Data items
↓↓↓

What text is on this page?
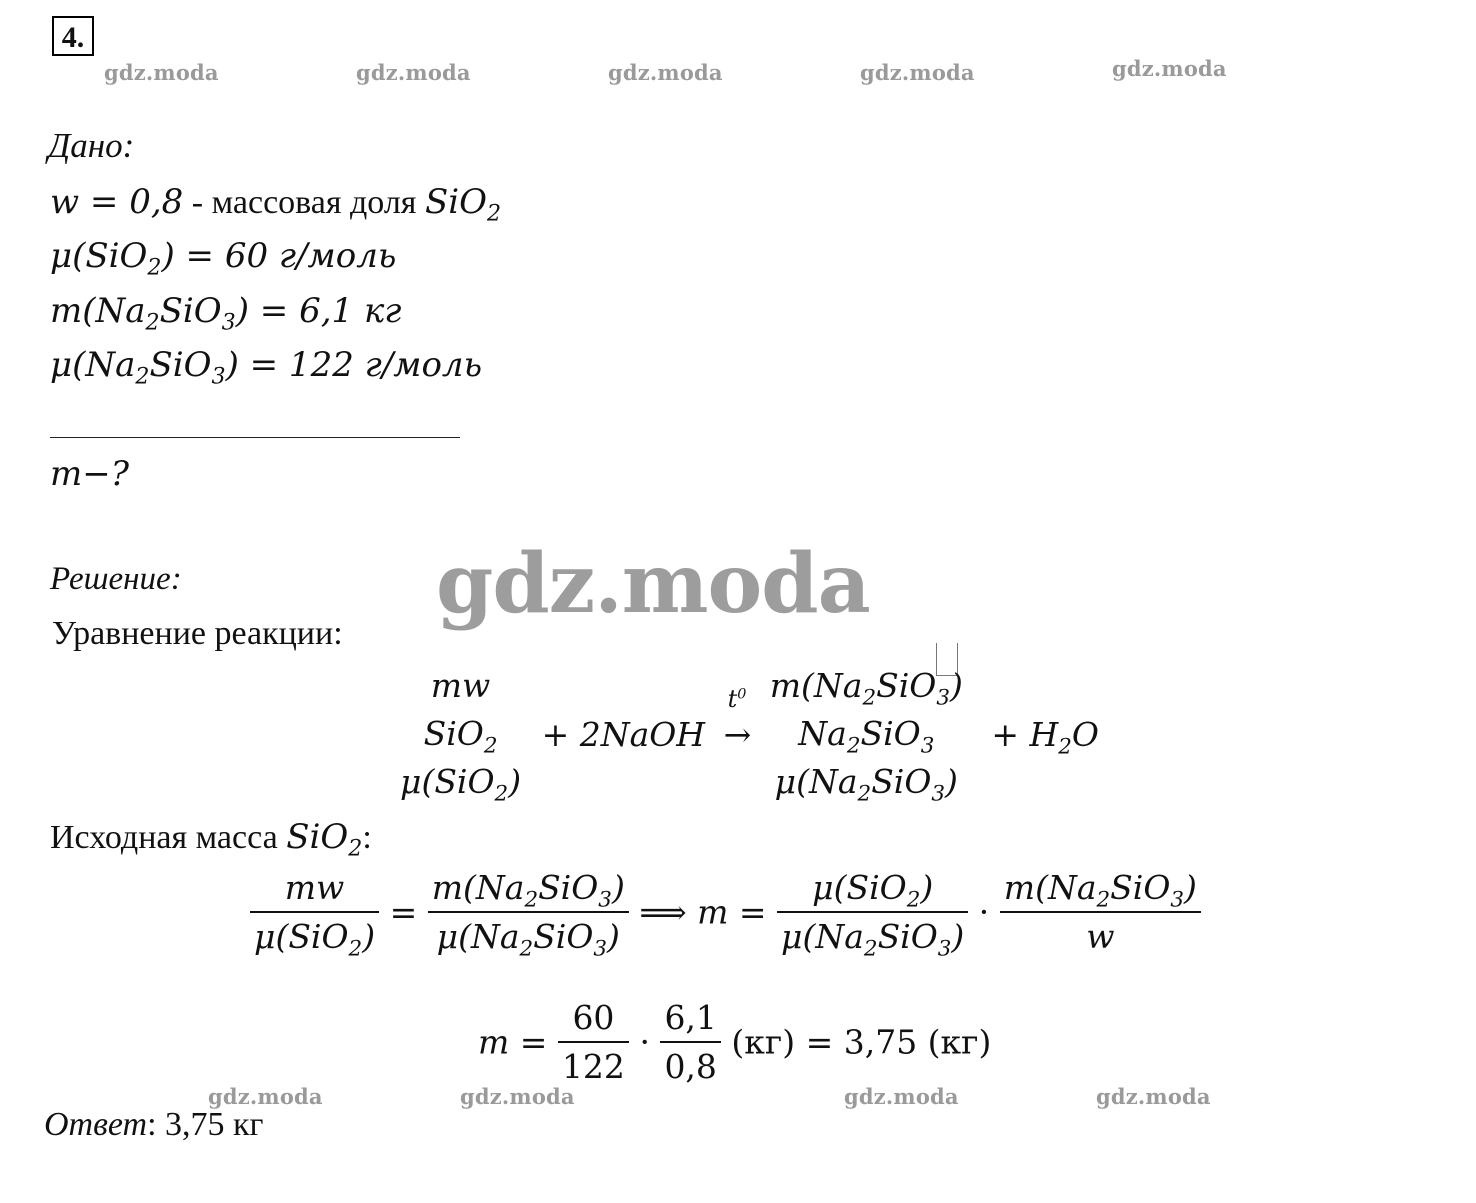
4.
gdz.moda	gdz.moda	gdz.moda	gdz.moda	gdz.moda
Дано:
w = 0,8 - массовая доля SiO$_2$
μ(SiO$_2$) = 60 г/моль
$m(Na_2SiO_3) = 6,1$ кг
$\mu(Na_2SiO_3) = 122$ г/моль
m−?
Решение:	gdz.moda
Уравнение реакции:
mw
SiO$_2$
μ(SiO$_2$)
+ 2NaOH
$t^0$
→
$m(Na_2SiO_3)$
$Na_2SiO_3$
$\mu(Na_2SiO_3)$
+ $H_2O$
Исходная масса SiO$_2$:
$\frac{mw}{\mu(SiO_2)} = \frac{m(Na_2SiO_3)}{\mu(Na_2SiO_3)}$ ⟹ $m = \frac{\mu(SiO_2)}{\mu(Na_2SiO_3)} \cdot \frac{m(Na_2SiO_3)}{w}$
$m = \frac{60}{122} \cdot \frac{6,1}{0,8} (кг) = 3,75$ (кг)
gdz.moda	gdz.moda	gdz.moda	gdz.moda
Ответ: 3,75 кг
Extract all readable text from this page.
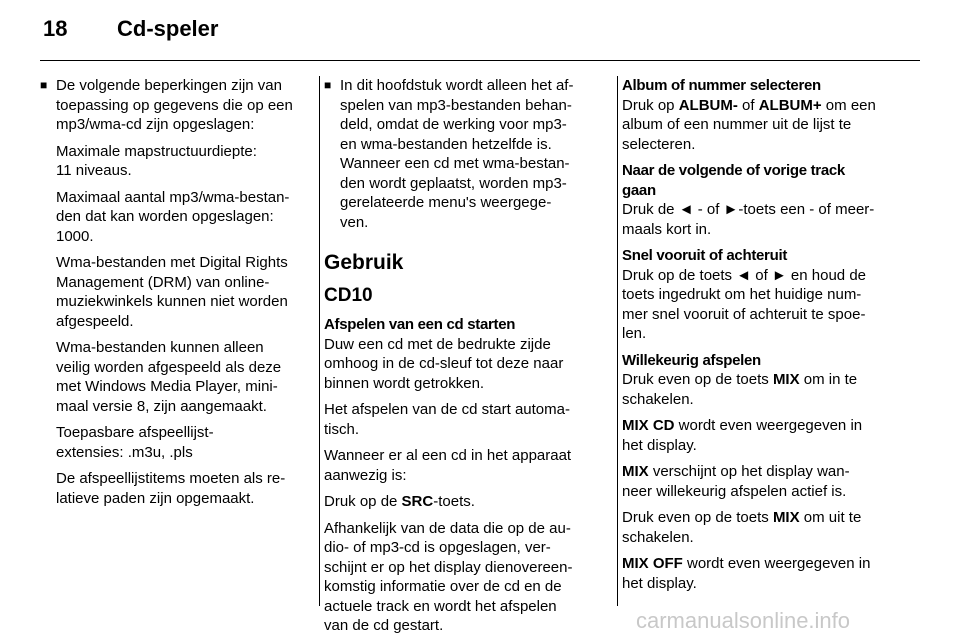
18 Cd-speler

■ De volgende beperkingen zijn van
toepassing op gegevens die op een
mp3/wma-cd zijn opgeslagen:

Maximale mapstructuurdiepte:
11 niveaus.

Maximaal aantal mp3/wma-bestan-
den dat kan worden opgeslagen:
1000.

Wma-bestanden met Digital Rights
Management (DRM) van online-
muziekwinkels kunnen niet worden
afgespeeld.

Wma-bestanden kunnen alleen
veilig worden afgespeeld als deze
met Windows Media Player, mini-
maal versie 8, zijn aangemaakt.

Toepasbare afspeellijst-
extensies: .m3u, .pls

De afspeellijstitems moeten als re-
latieve paden zijn opgemaakt.

■ In dit hoofdstuk wordt alleen het af-
spelen van mp3-bestanden behan-
deld, omdat de werking voor mp3-
en wma-bestanden hetzelfde is.
Wanneer een cd met wma-bestan-
den wordt geplaatst, worden mp3-
gerelateerde menu's weergege-
ven.

Gebruik
CD10

Afspelen van een cd starten
Duw een cd met de bedrukte zijde
omhoog in de cd-sleuf tot deze naar
binnen wordt getrokken.

Het afspelen van de cd start automa-
tisch.

Wanneer er al een cd in het apparaat
aanwezig is:

Druk op de SRC-toets.

Afhankelijk van de data die op de au-
dio- of mp3-cd is opgeslagen, ver-
schijnt er op het display dienovereen-
komstig informatie over de cd en de
actuele track en wordt het afspelen
van de cd gestart.

Album of nummer selecteren
Druk op ALBUM- of ALBUM+ om een
album of een nummer uit de lijst te
selecteren.

Naar de volgende of vorige track
gaan
Druk de ◄ - of ►-toets een - of meer-
maals kort in.

Snel vooruit of achteruit
Druk op de toets ◄ of ► en houd de
toets ingedrukt om het huidige num-
mer snel vooruit of achteruit te spoe-
len.

Willekeurig afspelen
Druk even op de toets MIX om in te
schakelen.

MIX CD wordt even weergegeven in
het display.

MIX verschijnt op het display wan-
neer willekeurig afspelen actief is.

Druk even op de toets MIX om uit te
schakelen.

MIX OFF wordt even weergegeven in
het display.

carmanualsonline.info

↑↑↑

- _AIM_
Give every line of the material that includes the string "page".

- _RESPONSE TO THIS EXERCISE_
What text is on this page?
Extract all readable text from this page.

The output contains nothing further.